Sift the listing for lines that hold the string "Daily" and pull them out.

---+---

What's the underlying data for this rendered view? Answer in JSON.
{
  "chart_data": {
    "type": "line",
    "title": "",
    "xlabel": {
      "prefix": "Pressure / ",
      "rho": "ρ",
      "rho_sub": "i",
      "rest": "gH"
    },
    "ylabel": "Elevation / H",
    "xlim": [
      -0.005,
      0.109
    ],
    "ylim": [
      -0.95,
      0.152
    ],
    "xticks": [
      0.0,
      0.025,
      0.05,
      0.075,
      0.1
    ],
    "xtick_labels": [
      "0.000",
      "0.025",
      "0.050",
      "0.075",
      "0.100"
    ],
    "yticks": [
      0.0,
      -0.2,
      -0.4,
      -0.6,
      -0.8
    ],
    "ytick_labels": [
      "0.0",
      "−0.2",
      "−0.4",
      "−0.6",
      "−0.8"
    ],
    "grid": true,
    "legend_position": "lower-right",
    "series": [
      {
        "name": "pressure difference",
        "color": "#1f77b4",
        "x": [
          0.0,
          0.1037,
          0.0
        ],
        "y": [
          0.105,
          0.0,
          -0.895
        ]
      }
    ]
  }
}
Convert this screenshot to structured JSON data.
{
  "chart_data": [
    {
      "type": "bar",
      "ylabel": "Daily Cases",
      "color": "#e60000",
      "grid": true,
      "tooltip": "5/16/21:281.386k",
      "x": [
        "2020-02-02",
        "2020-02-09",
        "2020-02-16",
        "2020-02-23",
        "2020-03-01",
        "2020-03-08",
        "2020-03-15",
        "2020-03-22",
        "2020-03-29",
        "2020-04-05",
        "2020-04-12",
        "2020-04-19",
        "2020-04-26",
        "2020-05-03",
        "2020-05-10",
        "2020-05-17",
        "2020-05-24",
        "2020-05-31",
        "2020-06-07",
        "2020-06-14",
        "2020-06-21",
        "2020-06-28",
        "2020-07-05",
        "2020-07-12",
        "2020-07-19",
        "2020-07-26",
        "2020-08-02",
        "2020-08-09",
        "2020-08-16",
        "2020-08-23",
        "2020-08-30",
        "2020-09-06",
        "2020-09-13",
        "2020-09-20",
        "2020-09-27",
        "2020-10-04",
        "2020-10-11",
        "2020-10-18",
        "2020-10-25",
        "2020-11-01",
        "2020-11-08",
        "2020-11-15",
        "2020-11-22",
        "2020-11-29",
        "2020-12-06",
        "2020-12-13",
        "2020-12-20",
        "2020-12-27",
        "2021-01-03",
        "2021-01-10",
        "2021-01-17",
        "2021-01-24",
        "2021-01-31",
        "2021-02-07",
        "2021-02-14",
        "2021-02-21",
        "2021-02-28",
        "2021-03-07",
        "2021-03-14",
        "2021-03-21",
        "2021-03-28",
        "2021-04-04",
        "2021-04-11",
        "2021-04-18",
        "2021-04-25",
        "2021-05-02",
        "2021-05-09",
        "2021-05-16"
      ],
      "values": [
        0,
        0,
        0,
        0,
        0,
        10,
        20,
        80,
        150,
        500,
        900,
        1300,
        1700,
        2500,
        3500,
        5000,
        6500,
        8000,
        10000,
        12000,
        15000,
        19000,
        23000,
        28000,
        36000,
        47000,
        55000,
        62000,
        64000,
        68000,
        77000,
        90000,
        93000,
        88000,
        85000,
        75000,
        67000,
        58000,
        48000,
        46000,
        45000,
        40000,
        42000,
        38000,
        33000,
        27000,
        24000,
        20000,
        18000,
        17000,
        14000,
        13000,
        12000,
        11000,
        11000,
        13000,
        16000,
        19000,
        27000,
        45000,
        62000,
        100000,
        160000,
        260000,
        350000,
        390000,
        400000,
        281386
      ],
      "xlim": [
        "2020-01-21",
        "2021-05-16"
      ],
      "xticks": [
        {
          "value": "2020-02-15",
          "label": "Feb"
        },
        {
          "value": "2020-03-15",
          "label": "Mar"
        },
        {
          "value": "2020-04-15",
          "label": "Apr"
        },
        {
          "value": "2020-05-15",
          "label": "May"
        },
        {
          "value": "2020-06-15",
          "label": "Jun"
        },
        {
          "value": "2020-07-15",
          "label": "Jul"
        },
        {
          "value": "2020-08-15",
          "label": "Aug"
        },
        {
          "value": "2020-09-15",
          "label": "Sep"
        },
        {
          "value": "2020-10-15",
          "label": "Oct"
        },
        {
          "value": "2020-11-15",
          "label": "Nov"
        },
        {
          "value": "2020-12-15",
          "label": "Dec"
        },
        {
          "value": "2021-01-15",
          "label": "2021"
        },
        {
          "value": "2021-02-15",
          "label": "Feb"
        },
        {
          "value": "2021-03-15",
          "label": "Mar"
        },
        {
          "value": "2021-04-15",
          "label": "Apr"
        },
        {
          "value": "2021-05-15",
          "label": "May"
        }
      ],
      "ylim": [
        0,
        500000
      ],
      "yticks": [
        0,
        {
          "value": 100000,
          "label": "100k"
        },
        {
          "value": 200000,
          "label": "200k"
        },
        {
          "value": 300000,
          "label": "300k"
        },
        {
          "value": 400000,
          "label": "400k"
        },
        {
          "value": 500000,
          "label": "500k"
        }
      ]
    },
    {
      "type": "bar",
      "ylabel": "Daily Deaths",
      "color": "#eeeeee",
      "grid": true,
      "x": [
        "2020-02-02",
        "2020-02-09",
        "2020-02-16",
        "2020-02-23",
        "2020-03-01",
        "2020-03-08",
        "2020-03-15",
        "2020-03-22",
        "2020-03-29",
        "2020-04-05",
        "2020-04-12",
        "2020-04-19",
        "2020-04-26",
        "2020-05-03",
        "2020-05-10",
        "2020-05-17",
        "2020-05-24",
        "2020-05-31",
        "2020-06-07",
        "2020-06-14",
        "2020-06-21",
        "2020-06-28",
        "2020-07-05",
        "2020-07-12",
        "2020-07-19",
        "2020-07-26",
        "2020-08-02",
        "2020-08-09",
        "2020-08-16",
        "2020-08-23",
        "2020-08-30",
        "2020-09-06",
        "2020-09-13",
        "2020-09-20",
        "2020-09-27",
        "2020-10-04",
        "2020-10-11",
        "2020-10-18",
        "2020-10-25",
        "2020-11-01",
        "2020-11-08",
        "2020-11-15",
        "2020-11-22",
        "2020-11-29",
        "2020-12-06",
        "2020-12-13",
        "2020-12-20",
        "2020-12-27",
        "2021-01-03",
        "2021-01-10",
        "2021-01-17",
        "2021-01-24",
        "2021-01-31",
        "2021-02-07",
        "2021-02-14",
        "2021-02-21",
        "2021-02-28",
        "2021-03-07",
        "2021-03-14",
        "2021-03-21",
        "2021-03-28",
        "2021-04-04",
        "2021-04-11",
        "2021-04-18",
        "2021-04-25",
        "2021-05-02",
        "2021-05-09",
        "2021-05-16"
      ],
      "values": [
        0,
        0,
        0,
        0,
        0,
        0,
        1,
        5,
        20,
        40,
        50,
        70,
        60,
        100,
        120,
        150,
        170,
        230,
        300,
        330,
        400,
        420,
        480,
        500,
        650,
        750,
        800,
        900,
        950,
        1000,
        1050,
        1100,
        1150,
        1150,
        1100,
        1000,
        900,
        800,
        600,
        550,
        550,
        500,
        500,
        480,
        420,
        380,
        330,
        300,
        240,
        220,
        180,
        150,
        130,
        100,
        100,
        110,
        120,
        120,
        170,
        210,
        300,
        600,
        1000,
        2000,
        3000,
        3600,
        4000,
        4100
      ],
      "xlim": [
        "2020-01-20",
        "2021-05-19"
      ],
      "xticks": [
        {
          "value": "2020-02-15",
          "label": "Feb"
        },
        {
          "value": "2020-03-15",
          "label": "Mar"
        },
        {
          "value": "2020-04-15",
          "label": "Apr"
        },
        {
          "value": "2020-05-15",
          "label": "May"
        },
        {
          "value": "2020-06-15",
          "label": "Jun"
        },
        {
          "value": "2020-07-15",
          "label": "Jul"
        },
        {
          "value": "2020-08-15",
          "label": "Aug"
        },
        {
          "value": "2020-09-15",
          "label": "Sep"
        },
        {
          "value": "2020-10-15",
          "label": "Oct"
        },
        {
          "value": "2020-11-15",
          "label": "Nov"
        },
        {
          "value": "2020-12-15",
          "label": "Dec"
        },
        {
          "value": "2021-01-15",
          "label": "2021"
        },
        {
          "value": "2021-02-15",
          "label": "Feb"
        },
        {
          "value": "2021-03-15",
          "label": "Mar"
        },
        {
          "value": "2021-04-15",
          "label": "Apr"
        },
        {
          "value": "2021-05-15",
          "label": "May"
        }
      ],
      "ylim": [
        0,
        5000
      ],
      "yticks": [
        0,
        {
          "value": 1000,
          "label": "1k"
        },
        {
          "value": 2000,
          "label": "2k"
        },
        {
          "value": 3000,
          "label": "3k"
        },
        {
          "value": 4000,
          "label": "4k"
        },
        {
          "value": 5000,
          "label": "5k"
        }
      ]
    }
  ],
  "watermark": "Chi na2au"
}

---+---

__The completed task__.
      "ylabel": "Daily Cases",
      "ylabel": "Daily Deaths",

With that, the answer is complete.